__GIVEN PROBLEM__
Copy, in full, each line of the material that holds the word "nhận".

__DATASET CONTENT__
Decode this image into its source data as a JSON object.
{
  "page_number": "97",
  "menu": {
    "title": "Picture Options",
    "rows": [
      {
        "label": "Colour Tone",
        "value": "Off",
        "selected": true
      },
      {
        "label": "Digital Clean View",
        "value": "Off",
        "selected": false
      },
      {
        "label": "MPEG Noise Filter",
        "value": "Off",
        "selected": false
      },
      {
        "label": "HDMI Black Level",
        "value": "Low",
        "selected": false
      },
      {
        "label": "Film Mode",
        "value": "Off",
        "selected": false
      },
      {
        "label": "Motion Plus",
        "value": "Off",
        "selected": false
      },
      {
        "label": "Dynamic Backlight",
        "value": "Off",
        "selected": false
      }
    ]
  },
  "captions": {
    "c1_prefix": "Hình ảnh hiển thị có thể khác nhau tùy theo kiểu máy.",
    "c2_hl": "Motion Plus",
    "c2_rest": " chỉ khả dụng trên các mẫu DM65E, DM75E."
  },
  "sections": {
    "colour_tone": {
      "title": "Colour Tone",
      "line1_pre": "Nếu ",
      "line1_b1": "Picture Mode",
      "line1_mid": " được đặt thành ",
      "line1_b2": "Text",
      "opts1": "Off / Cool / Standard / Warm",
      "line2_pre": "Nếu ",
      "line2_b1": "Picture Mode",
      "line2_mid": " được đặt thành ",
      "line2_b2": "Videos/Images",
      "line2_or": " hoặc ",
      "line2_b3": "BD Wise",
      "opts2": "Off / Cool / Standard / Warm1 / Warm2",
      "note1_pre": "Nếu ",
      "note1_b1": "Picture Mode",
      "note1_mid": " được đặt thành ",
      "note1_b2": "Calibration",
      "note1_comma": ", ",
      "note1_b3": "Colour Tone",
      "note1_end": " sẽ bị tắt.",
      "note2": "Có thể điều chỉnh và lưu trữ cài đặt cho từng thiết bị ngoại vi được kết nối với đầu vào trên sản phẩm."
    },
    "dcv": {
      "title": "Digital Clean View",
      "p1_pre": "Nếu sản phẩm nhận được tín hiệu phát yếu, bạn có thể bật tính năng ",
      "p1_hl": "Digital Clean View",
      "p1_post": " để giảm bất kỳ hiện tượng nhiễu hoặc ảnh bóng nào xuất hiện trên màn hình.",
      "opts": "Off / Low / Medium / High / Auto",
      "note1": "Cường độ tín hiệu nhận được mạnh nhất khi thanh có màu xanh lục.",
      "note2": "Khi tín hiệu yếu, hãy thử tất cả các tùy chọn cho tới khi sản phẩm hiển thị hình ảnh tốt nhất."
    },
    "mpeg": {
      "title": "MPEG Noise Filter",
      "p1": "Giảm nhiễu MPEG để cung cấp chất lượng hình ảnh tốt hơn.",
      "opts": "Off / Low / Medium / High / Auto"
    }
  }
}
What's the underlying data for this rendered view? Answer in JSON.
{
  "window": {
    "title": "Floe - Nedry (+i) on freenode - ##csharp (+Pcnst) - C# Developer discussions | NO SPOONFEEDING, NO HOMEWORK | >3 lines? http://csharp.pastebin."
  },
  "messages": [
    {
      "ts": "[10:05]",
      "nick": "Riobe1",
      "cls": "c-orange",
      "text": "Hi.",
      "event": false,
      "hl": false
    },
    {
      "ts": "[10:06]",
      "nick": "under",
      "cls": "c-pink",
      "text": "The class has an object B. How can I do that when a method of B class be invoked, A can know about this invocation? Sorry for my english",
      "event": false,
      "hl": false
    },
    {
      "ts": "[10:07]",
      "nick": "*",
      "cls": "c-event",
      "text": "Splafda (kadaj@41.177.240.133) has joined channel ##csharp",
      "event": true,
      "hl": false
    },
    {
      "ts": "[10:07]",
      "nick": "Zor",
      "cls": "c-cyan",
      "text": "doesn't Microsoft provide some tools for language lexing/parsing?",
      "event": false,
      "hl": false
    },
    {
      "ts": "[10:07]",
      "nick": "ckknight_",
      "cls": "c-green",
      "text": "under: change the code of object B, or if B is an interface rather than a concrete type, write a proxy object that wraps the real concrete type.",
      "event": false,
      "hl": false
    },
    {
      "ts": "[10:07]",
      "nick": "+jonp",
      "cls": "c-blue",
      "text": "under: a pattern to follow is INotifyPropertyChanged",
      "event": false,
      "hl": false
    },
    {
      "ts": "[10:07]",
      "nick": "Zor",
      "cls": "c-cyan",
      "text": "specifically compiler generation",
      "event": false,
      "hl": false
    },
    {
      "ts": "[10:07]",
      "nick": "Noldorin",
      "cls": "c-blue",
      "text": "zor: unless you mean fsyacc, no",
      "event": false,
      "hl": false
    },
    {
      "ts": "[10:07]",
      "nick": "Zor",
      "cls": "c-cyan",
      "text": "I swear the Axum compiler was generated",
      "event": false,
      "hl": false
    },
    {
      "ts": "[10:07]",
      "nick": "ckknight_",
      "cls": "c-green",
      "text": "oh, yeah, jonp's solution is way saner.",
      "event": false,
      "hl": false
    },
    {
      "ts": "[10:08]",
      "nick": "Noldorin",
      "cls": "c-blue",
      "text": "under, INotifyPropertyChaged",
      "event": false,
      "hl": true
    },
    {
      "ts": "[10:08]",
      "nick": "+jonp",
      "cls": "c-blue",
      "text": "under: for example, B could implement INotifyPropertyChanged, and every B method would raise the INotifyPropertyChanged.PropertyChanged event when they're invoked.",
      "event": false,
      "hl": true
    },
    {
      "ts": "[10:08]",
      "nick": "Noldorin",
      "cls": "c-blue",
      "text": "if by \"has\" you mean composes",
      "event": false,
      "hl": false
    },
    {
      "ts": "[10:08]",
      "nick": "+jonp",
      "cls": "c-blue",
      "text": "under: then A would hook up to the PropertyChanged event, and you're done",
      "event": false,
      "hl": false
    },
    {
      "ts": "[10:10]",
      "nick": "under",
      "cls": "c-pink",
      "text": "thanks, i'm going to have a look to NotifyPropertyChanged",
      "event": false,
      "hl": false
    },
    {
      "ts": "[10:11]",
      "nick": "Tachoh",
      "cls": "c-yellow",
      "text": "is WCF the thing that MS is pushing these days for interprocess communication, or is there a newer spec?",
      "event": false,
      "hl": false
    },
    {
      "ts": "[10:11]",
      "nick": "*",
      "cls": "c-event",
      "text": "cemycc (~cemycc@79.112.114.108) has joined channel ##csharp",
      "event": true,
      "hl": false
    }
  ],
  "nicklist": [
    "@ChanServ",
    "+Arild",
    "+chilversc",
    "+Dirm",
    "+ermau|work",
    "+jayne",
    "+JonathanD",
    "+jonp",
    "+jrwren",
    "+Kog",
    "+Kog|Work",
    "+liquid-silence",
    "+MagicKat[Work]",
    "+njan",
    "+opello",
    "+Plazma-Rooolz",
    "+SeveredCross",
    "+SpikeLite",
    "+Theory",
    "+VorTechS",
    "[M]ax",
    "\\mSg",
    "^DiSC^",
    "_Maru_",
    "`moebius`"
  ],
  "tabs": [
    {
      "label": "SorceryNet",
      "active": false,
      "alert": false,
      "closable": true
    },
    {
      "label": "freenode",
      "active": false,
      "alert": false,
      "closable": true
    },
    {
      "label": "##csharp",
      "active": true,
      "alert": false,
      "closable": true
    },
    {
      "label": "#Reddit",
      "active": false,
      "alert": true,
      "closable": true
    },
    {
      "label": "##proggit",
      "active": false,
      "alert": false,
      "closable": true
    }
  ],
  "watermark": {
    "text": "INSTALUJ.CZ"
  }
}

__OUTPUT OF THE TASK__
      "p1_pre": "Nếu sản phẩm nhận được tín hiệu phát yếu, bạn có thể bật tính năng ",
      "note1": "Cường độ tín hiệu nhận được mạnh nhất khi thanh có màu xanh lục.",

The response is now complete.